**ФРАГМЕНТ ТЕКСТА**
>>>>>

Существование сильного государства есть уже доказательство того неоспоримого факта, что общество запуталось в экономических противоречиях, а сила государства есть его бессилие перед всевластием экономических законов собственности. «Конституированная стоимость» Прудона сыграла свою историческую роль, получив идеологическое и теоретическое развитие в концепции «государственного социализма» К.Родбертуса, Л.Брентано, Ф.Лассаля и их духовных последователей. Однако, это уже область реакционного социализма, требующая самостоятельного теоретического анализа.

 

3.    Государственные  деньги  К. Родбертуса

Карл Иоганн Родбертус-Ягецов (1805-1875) — крупнейший представитель буржуазной экономической мысли в Германии первой половины XIX века, давший новое продолжение вульгарной политэкономии. В философии истории — решительный идеалист, эклектический последователь немецкого классического идеализма Фихте и Шеллинга. В области социализма — основоположник метафизической, реакционной доктрины «государственного социализма», объединившей вокруг себя университетские круги катедер-социализма (академического социализма).

К. Родбертус, в прошлом судебный чиновник. Отец Родбертуса — профессор римского права. Родбертус начинает заниматься политической экономией и социологией в начале 30-х годов XIX века. В 1834 году покупает в Померании имение Ягецов и с 1836 года до конца своей жизни остается померанским помещиком, крупным землевладельцем. Ф.Энгельс в письме Эд. Бернштейну от 8 февраля 1883 года писал о Родбертусе: «Этот человек когда-то чуть не открыл прибавочной стоимости. Его померанское поместье помешало ему это сделать». (Архив К. Маркса и Ф.Энгельса. Т. 1, с. 338).

В 1842 году появляется самое значительное произведение К.Родбертуса: «К познанию нашего государственно-хозяйственного строя», состоящее из пяти теорем, или, лучше, аксиом мелкобуржуазной экономической мысли. Значение экономической теории Родбертуса для буржуазной науки тем велико, что он, находившийся под впечатлением чартистского движения, первый забил в набат против поднимающейся революционной борьбы рабочего класса. А подмена в социологической теории понятия «социальная революция» понятием «социальная эволюция» позволила Родбертусу разработать сеть экономических мероприятий, осуществление которых «сверху» укрепили бы государственную власть.  Экономические исследования Родбертуса были встречены весьма равнодушно, т.к. капитализм в первой половине XIX века развивался еще по восходящей линии и в голове буржуазии еще не созрел «социальный вопрос», об экономических предпосылках которого писал Родбертус. Всю жизнь Родбертуса больно мучил «министерский зуд».  В 1841 году — он избран окружным депутатом; с 1847 года он — депутат провинциального ландага от рыцарского сословия; с 25 июня 1848 года Родбертус является в течение 14 дней министром культуры и воспитания в правительстве Ганземана. И, наконец, через 16 лет Родбертус вновь кратковременно владеет министерским портфелем, добиваясь сближения с Бисмарком на идейной и практической основе.

<<<<<

**ЗАПИСИ ДЛЯ ЗАДАНИЯ**
>>>>>

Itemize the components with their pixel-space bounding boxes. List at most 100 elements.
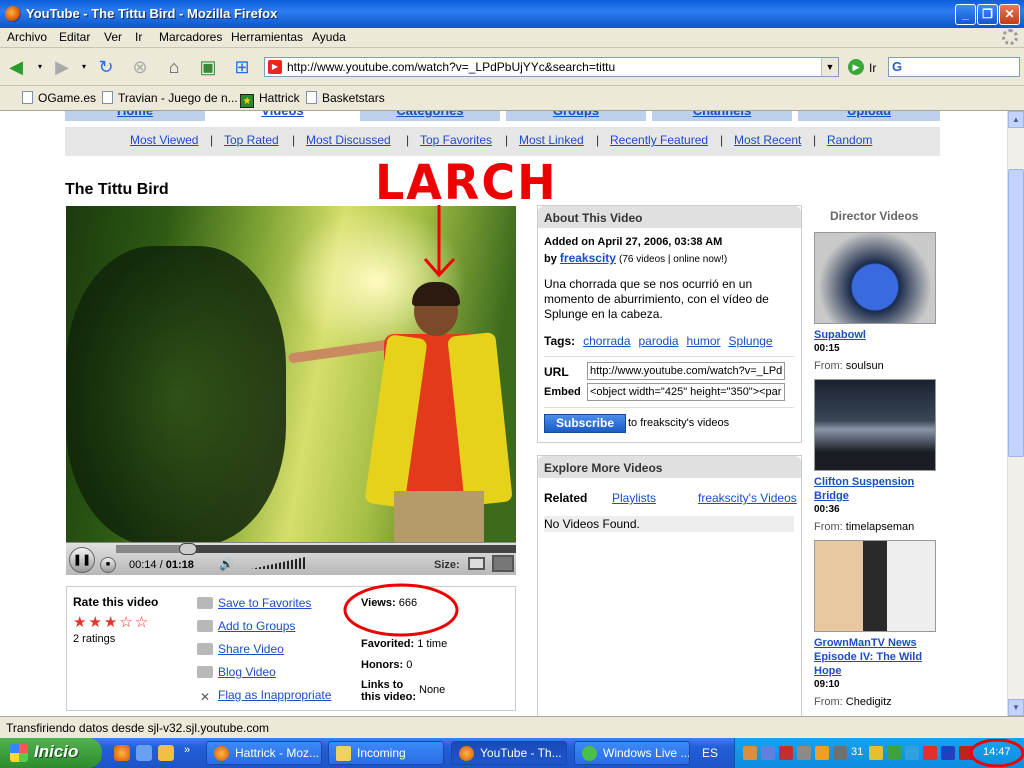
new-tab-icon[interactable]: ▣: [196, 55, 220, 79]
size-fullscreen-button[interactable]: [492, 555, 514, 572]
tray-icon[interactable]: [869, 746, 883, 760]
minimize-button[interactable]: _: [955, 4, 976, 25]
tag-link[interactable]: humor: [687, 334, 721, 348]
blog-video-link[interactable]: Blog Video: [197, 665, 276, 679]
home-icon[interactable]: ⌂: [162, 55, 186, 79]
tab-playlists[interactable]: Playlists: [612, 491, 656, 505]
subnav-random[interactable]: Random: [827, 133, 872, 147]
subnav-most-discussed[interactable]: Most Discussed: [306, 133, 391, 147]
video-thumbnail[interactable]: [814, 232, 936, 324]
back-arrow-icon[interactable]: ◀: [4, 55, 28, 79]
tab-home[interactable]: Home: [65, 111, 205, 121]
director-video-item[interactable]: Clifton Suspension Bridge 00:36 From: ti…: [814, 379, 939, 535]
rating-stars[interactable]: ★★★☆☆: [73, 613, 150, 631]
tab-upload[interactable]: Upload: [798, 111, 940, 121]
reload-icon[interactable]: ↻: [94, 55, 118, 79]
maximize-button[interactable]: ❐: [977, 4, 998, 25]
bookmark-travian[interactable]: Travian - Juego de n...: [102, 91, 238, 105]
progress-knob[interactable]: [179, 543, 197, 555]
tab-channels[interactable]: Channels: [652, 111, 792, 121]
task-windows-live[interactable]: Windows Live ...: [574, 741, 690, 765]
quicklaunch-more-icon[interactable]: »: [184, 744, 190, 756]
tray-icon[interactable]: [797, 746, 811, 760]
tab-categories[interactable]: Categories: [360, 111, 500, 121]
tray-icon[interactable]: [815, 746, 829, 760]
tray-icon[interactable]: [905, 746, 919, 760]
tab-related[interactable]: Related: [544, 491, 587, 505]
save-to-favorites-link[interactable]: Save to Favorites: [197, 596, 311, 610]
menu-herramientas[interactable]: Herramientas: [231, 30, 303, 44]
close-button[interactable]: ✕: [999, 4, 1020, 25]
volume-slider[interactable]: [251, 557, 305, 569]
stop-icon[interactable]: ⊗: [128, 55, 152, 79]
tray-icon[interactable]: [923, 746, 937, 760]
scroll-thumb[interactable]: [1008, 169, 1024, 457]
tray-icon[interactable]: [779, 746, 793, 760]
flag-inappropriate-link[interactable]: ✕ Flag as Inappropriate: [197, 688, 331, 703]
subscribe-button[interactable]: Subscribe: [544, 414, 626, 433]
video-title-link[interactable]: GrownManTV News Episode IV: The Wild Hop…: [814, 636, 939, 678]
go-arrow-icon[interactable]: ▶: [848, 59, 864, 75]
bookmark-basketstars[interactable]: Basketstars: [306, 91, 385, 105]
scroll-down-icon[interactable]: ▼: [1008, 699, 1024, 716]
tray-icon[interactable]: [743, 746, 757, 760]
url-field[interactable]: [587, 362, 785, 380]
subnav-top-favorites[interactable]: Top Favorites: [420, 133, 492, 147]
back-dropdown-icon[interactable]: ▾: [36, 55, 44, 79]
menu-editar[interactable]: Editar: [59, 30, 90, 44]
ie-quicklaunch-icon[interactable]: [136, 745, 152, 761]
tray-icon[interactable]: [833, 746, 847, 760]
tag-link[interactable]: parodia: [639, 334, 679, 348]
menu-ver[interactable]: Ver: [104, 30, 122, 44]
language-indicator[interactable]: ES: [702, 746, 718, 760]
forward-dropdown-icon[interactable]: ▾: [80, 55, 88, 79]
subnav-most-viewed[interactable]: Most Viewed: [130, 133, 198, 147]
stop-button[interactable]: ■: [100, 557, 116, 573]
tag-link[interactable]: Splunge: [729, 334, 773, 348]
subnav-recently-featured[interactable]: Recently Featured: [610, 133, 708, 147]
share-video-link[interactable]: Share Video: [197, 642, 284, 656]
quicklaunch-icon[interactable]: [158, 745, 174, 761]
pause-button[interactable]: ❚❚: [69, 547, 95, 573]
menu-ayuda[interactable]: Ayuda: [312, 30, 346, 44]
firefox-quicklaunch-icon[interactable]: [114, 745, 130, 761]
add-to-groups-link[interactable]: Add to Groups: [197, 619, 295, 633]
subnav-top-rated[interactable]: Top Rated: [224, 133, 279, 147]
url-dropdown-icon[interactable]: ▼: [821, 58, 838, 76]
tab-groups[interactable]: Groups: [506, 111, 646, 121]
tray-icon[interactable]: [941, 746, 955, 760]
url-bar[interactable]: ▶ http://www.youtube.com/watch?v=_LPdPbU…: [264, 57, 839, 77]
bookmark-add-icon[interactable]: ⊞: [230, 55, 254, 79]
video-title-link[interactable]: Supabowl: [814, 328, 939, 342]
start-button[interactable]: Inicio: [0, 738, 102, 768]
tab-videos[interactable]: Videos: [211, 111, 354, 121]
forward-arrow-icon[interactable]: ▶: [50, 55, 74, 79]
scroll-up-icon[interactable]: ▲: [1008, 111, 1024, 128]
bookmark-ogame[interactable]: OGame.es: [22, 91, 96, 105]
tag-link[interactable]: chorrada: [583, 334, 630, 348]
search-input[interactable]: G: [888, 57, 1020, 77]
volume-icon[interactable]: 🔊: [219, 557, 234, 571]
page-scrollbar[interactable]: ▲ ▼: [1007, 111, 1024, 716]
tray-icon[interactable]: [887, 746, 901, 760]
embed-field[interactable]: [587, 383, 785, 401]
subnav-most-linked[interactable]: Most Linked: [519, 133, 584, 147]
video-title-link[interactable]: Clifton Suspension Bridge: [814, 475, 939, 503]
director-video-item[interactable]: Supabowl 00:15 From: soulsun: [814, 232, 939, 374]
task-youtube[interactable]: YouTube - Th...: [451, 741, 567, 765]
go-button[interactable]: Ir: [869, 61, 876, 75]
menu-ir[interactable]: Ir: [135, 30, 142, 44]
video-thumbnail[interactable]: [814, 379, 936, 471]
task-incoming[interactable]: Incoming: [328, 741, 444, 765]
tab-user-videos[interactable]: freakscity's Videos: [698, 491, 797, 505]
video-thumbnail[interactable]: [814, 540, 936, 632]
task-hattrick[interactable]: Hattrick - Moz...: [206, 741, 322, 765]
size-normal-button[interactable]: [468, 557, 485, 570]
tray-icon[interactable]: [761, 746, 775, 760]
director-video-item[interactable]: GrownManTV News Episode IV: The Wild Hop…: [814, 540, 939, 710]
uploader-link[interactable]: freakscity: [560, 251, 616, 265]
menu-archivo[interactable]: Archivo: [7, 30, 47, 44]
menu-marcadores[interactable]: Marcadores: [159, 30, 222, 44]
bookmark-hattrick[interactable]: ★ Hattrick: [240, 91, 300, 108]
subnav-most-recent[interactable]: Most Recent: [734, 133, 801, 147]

<<<<<
>>>>>

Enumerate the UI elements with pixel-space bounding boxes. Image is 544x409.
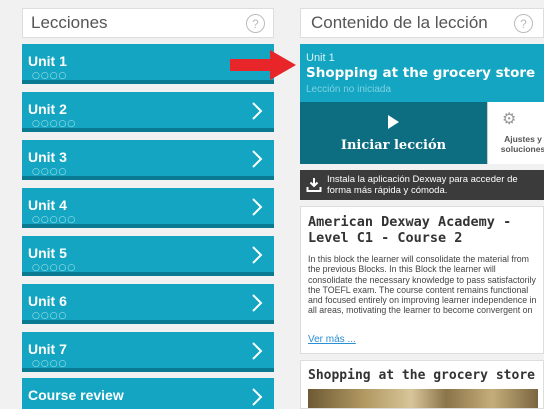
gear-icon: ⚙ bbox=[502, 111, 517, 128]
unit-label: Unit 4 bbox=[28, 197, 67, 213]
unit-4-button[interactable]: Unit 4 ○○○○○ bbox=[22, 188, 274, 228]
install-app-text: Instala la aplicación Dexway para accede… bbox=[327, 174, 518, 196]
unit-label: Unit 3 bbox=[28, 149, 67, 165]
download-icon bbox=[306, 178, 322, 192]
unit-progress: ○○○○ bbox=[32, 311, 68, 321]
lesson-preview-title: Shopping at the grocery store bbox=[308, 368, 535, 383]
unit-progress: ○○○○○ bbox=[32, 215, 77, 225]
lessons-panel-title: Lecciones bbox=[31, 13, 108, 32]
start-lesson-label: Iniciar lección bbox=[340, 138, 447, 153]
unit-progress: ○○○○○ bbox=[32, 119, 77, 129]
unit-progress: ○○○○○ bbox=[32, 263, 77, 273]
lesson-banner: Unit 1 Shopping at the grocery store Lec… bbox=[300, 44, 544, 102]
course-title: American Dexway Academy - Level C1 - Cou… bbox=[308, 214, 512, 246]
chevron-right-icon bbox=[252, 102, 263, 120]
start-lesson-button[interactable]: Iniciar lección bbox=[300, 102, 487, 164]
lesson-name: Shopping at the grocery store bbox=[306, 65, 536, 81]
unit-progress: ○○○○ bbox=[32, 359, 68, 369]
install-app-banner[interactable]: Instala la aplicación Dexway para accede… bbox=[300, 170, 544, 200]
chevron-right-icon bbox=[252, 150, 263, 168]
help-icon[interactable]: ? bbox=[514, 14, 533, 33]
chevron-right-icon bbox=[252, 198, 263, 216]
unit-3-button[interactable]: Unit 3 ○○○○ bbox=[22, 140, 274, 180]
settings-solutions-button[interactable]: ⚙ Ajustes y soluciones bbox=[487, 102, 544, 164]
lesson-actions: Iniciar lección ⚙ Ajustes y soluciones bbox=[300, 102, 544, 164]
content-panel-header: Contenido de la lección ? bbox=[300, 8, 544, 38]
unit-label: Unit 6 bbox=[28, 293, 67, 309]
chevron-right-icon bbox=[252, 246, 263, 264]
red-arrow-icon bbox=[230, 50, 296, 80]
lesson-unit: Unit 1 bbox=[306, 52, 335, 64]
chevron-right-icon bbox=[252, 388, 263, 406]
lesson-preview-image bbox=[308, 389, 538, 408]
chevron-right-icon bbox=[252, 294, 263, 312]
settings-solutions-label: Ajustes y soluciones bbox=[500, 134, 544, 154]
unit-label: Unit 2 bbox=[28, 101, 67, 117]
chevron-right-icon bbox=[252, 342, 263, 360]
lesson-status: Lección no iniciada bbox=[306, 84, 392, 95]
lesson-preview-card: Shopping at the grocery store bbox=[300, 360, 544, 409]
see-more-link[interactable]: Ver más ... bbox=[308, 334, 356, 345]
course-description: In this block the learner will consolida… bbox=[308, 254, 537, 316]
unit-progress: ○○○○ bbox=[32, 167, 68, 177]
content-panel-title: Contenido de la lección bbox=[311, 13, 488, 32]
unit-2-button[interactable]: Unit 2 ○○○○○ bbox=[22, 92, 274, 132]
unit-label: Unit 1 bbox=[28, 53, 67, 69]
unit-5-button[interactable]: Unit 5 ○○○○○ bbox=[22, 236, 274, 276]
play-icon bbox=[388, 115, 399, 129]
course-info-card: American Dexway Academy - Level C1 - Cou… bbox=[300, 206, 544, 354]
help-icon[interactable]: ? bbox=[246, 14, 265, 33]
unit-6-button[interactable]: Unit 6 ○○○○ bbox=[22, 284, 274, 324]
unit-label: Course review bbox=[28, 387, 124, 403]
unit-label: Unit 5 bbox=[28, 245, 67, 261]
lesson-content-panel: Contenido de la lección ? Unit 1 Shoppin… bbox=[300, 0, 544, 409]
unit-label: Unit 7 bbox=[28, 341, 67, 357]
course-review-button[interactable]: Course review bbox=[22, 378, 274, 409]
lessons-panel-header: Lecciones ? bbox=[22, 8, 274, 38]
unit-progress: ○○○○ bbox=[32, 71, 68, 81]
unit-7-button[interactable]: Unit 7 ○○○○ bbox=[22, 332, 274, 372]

<<<<<
>>>>>

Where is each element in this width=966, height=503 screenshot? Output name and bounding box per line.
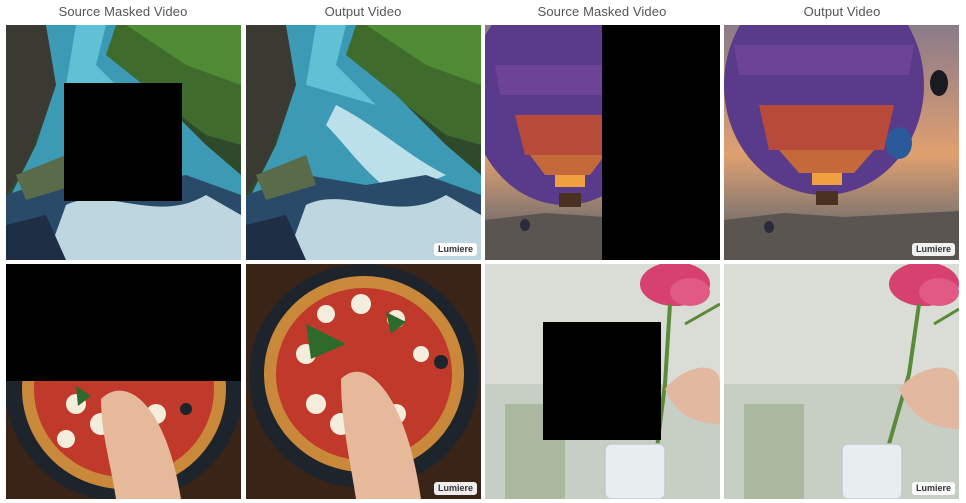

<<<<<

**ЧТО НУЖНО СДЕЛАТЬ**
- a) В каком году, согласно фрагменту текста о Родбертусе, он купил в Померании имение Ягецов?
- b) Перепишите строки записей, начиная со строки, где стоит «Itemize the components», и заканчивая строкой, где стоит «reload-icon[interactable]: ↻: [94, 55, 118, 79]», поменяв «interactable» на «clickable», а остальное оставив без изменений. Картинки в ответ не включайте.
Текст и записи никак не связаны между собой.

**ОТВЕТЫ К УПРАЖНЕНИЮ**
- a) В 1834 году.

- b)
Itemize the components with their pixel-space bounding boxes. List at most 100 elements.
new-tab-icon[clickable]: ▣: [196, 55, 220, 79]
size-fullscreen-button[clickable]: [492, 555, 514, 572]
tray-icon[clickable]: [869, 746, 883, 760]
minimize-button[clickable]: _: [955, 4, 976, 25]
tag-link[clickable]: humor: [687, 334, 721, 348]
blog-video-link[clickable]: Blog Video: [197, 665, 276, 679]
home-icon[clickable]: ⌂: [162, 55, 186, 79]
tab-playlists[clickable]: Playlists: [612, 491, 656, 505]
subnav-random[clickable]: Random: [827, 133, 872, 147]
subnav-most-discussed[clickable]: Most Discussed: [306, 133, 391, 147]
video-thumbnail[clickable]: [814, 232, 936, 324]
back-arrow-icon[clickable]: ◀: [4, 55, 28, 79]
tab-home[clickable]: Home: [65, 111, 205, 121]
director-video-item[clickable]: Clifton Suspension Bridge 00:36 From: ti…: [814, 379, 939, 535]
rating-stars[clickable]: ★★★☆☆: [73, 613, 150, 631]
tab-upload[clickable]: Upload: [798, 111, 940, 121]
reload-icon[clickable]: ↻: [94, 55, 118, 79]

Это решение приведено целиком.